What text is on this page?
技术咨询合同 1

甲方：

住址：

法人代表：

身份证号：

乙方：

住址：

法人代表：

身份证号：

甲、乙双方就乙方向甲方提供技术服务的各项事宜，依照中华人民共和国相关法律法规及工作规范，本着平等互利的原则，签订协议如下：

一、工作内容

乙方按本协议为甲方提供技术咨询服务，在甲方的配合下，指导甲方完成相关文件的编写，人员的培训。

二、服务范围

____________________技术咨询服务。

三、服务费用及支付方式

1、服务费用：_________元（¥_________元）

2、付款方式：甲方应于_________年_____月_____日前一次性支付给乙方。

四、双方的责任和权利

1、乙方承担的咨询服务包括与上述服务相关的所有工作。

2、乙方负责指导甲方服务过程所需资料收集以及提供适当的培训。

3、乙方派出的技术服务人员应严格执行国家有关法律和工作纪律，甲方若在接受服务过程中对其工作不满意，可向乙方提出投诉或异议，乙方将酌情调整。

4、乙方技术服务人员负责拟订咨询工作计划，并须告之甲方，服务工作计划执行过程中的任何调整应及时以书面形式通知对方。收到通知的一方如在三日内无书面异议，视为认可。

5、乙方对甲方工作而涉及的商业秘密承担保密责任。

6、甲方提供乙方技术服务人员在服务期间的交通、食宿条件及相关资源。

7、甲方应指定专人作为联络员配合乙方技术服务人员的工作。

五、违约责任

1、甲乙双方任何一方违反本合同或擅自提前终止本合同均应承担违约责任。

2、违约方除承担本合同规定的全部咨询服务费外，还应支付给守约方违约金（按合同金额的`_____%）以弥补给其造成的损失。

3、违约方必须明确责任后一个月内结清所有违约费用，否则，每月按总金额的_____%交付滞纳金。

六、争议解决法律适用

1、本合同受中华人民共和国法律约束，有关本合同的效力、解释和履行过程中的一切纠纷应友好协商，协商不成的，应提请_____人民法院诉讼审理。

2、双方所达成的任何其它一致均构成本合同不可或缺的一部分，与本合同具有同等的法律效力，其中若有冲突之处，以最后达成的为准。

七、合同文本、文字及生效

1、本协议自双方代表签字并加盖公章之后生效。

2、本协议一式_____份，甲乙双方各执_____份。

+++++

TASK DESCRIPTION. Write the material out again word for word.

THE SOLUTION.
What text is on this page?
技术咨询合同 1

甲方：

住址：

法人代表：

身份证号：

乙方：

住址：

法人代表：

身份证号：

甲、乙双方就乙方向甲方提供技术服务的各项事宜，依照中华人民共和国相关法律法规及工作规范，本着平等互利的原则，签订协议如下：

一、工作内容

乙方按本协议为甲方提供技术咨询服务，在甲方的配合下，指导甲方完成相关文件的编写，人员的培训。

二、服务范围

____________________技术咨询服务。

三、服务费用及支付方式

1、服务费用：_________元（¥_________元）

2、付款方式：甲方应于_________年_____月_____日前一次性支付给乙方。

四、双方的责任和权利

1、乙方承担的咨询服务包括与上述服务相关的所有工作。

2、乙方负责指导甲方服务过程所需资料收集以及提供适当的培训。

3、乙方派出的技术服务人员应严格执行国家有关法律和工作纪律，甲方若在接受服务过程中对其工作不满意，可向乙方提出投诉或异议，乙方将酌情调整。

4、乙方技术服务人员负责拟订咨询工作计划，并须告之甲方，服务工作计划执行过程中的任何调整应及时以书面形式通知对方。收到通知的一方如在三日内无书面异议，视为认可。

5、乙方对甲方工作而涉及的商业秘密承担保密责任。

6、甲方提供乙方技术服务人员在服务期间的交通、食宿条件及相关资源。

7、甲方应指定专人作为联络员配合乙方技术服务人员的工作。

五、违约责任

1、甲乙双方任何一方违反本合同或擅自提前终止本合同均应承担违约责任。

2、违约方除承担本合同规定的全部咨询服务费外，还应支付给守约方违约金（按合同金额的`_____%）以弥补给其造成的损失。

3、违约方必须明确责任后一个月内结清所有违约费用，否则，每月按总金额的_____%交付滞纳金。

六、争议解决法律适用

1、本合同受中华人民共和国法律约束，有关本合同的效力、解释和履行过程中的一切纠纷应友好协商，协商不成的，应提请_____人民法院诉讼审理。

2、双方所达成的任何其它一致均构成本合同不可或缺的一部分，与本合同具有同等的法律效力，其中若有冲突之处，以最后达成的为准。

七、合同文本、文字及生效

1、本协议自双方代表签字并加盖公章之后生效。

2、本协议一式_____份，甲乙双方各执_____份。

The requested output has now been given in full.